* BEGIN Source excerpt *

Roll forward to 2018 and there’s been a near-universal shift in sentiment as strong and synchronized global economic growth drives demand for raw materials. 

"We have not seen this kind of growth since before the global financial crisis," OPEC Secretary-General Mohammad Barkindo said in an interview. 

In panel discussions, interviews, and conversations on the evening cocktail circuit at the Steigenberger Grandhotel Belvedere, it was hard to find a bearish voice. The Bloomberg Commodity Spot Index, a gauge that tracks raw materials from oil to wheat, has risen 41 percent over the last two years to trade at highs last seen in November 2014. 

Daniel Yergin, the oil historian and consultant at IHS Markit Inc., summarized what many said in private: "The combination of strong economic growth and cheap money is lifting commodities."

* END Source excerpt *
* BEGIN Data lines *

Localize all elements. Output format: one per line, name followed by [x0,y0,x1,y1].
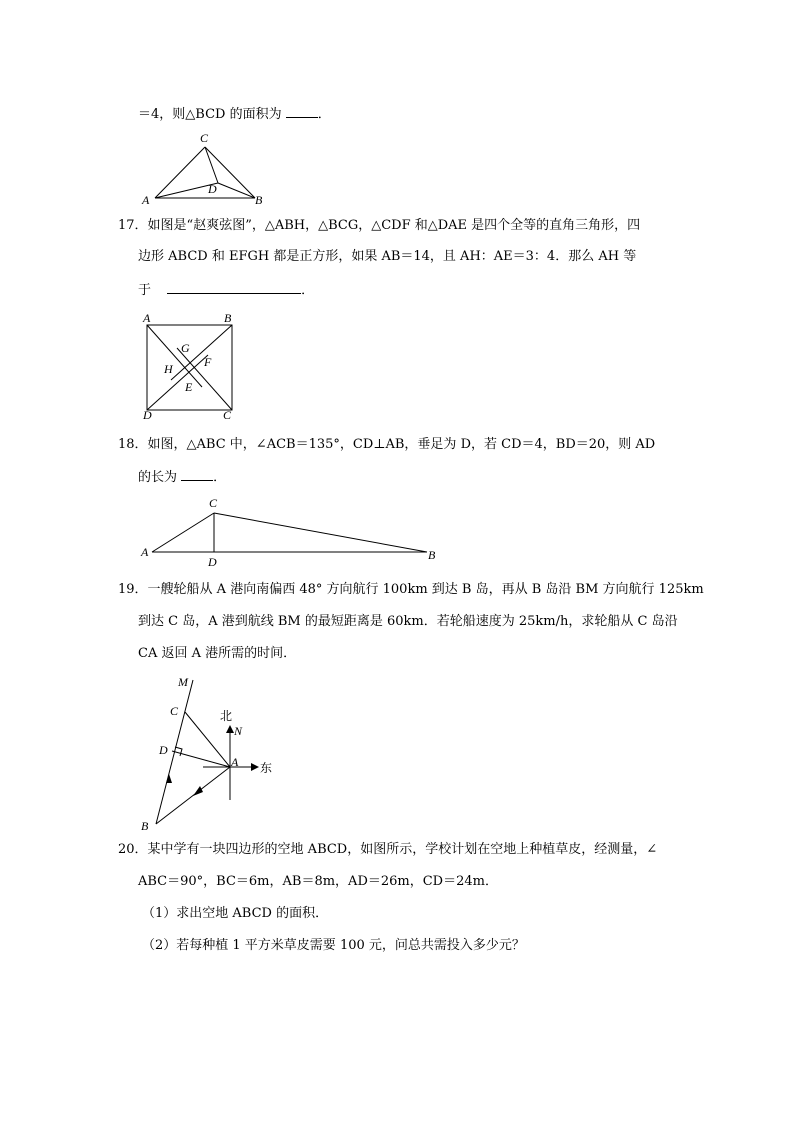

* END Data lines *

== Objective A ==
Rewrite the paragraph of the commodities excerpt that begins "In panel discussions, interviews," as a short bulleted list that keeps its main facts.
== Objective B ==
Answer these questions using the commodities excerpt:
(i) Who is OPEC's Secretary-General?
(ii) By what percentage has the Bloomberg Commodity Spot Index risen over the last two years?
(iii) According to Daniel Yergin, what combination is lifting commodities?
The listing has nothing to do with the commodities excerpt.

== Expected answer A ==
- Bearish voices were hard to find in panel discussions, interviews and evening cocktail conversations at the Steigenberger Grandhotel Belvedere.
- The Bloomberg Commodity Spot Index tracks raw materials from oil to wheat.
- It has risen 41 percent over the last two years.
- It now trades at highs last seen in November 2014.

== Expected answer B ==
(i) Mohammad Barkindo
(ii) 41 percent
(iii) Strong economic growth and cheap money